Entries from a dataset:
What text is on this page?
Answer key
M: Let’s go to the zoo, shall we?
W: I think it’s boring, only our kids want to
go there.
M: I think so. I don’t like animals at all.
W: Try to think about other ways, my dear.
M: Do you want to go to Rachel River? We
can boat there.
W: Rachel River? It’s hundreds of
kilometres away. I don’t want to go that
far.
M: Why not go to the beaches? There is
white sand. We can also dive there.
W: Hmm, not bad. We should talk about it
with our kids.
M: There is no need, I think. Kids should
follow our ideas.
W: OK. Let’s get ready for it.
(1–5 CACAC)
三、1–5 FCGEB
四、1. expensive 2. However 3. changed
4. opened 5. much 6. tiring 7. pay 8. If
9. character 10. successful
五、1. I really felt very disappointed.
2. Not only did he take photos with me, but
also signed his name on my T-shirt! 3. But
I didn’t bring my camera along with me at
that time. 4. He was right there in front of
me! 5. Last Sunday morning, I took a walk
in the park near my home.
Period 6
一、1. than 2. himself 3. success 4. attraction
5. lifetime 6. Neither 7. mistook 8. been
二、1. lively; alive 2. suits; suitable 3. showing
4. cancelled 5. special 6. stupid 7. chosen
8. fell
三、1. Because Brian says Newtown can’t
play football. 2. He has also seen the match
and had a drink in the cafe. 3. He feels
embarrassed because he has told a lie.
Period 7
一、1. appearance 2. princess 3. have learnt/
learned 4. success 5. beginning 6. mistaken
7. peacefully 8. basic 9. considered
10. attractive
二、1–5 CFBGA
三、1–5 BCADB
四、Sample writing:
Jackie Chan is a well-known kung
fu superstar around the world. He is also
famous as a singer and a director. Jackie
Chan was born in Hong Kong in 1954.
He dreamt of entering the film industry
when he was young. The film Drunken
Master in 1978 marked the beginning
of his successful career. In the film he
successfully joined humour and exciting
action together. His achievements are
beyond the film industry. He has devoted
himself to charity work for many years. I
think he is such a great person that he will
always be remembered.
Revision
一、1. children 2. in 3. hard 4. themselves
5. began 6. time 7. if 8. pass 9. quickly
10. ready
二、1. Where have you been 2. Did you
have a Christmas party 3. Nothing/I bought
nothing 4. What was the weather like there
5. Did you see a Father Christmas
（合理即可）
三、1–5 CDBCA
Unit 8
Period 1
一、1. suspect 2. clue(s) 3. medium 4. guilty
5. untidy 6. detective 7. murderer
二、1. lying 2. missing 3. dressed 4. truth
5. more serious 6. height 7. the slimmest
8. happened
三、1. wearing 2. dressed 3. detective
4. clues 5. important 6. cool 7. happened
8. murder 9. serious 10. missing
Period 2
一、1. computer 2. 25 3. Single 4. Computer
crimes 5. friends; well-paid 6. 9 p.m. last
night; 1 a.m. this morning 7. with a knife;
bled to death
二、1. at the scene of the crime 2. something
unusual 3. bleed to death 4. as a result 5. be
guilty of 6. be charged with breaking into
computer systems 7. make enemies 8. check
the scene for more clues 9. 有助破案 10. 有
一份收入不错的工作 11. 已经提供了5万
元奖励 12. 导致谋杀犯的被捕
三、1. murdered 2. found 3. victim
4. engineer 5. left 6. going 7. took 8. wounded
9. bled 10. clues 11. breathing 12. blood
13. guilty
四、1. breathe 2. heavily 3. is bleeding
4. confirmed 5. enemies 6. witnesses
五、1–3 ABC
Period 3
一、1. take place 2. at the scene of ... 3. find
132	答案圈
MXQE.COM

> [DIRECTIVE]
From the preceding material, extract every line exactly.

> [EXPECTED ANSWER]
What text is on this page?
Answer key
M: Let’s go to the zoo, shall we?
W: I think it’s boring, only our kids want to
go there.
M: I think so. I don’t like animals at all.
W: Try to think about other ways, my dear.
M: Do you want to go to Rachel River? We
can boat there.
W: Rachel River? It’s hundreds of
kilometres away. I don’t want to go that
far.
M: Why not go to the beaches? There is
white sand. We can also dive there.
W: Hmm, not bad. We should talk about it
with our kids.
M: There is no need, I think. Kids should
follow our ideas.
W: OK. Let’s get ready for it.
(1–5 CACAC)
三、1–5 FCGEB
四、1. expensive 2. However 3. changed
4. opened 5. much 6. tiring 7. pay 8. If
9. character 10. successful
五、1. I really felt very disappointed.
2. Not only did he take photos with me, but
also signed his name on my T-shirt! 3. But
I didn’t bring my camera along with me at
that time. 4. He was right there in front of
me! 5. Last Sunday morning, I took a walk
in the park near my home.
Period 6
一、1. than 2. himself 3. success 4. attraction
5. lifetime 6. Neither 7. mistook 8. been
二、1. lively; alive 2. suits; suitable 3. showing
4. cancelled 5. special 6. stupid 7. chosen
8. fell
三、1. Because Brian says Newtown can’t
play football. 2. He has also seen the match
and had a drink in the cafe. 3. He feels
embarrassed because he has told a lie.
Period 7
一、1. appearance 2. princess 3. have learnt/
learned 4. success 5. beginning 6. mistaken
7. peacefully 8. basic 9. considered
10. attractive
二、1–5 CFBGA
三、1–5 BCADB
四、Sample writing:
Jackie Chan is a well-known kung
fu superstar around the world. He is also
famous as a singer and a director. Jackie
Chan was born in Hong Kong in 1954.
He dreamt of entering the film industry
when he was young. The film Drunken
Master in 1978 marked the beginning
of his successful career. In the film he
successfully joined humour and exciting
action together. His achievements are
beyond the film industry. He has devoted
himself to charity work for many years. I
think he is such a great person that he will
always be remembered.
Revision
一、1. children 2. in 3. hard 4. themselves
5. began 6. time 7. if 8. pass 9. quickly
10. ready
二、1. Where have you been 2. Did you
have a Christmas party 3. Nothing/I bought
nothing 4. What was the weather like there
5. Did you see a Father Christmas
（合理即可）
三、1–5 CDBCA
Unit 8
Period 1
一、1. suspect 2. clue(s) 3. medium 4. guilty
5. untidy 6. detective 7. murderer
二、1. lying 2. missing 3. dressed 4. truth
5. more serious 6. height 7. the slimmest
8. happened
三、1. wearing 2. dressed 3. detective
4. clues 5. important 6. cool 7. happened
8. murder 9. serious 10. missing
Period 2
一、1. computer 2. 25 3. Single 4. Computer
crimes 5. friends; well-paid 6. 9 p.m. last
night; 1 a.m. this morning 7. with a knife;
bled to death
二、1. at the scene of the crime 2. something
unusual 3. bleed to death 4. as a result 5. be
guilty of 6. be charged with breaking into
computer systems 7. make enemies 8. check
the scene for more clues 9. 有助破案 10. 有
一份收入不错的工作 11. 已经提供了5万
元奖励 12. 导致谋杀犯的被捕
三、1. murdered 2. found 3. victim
4. engineer 5. left 6. going 7. took 8. wounded
9. bled 10. clues 11. breathing 12. blood
13. guilty
四、1. breathe 2. heavily 3. is bleeding
4. confirmed 5. enemies 6. witnesses
五、1–3 ABC
Period 3
一、1. take place 2. at the scene of ... 3. find
132	答案圈
MXQE.COM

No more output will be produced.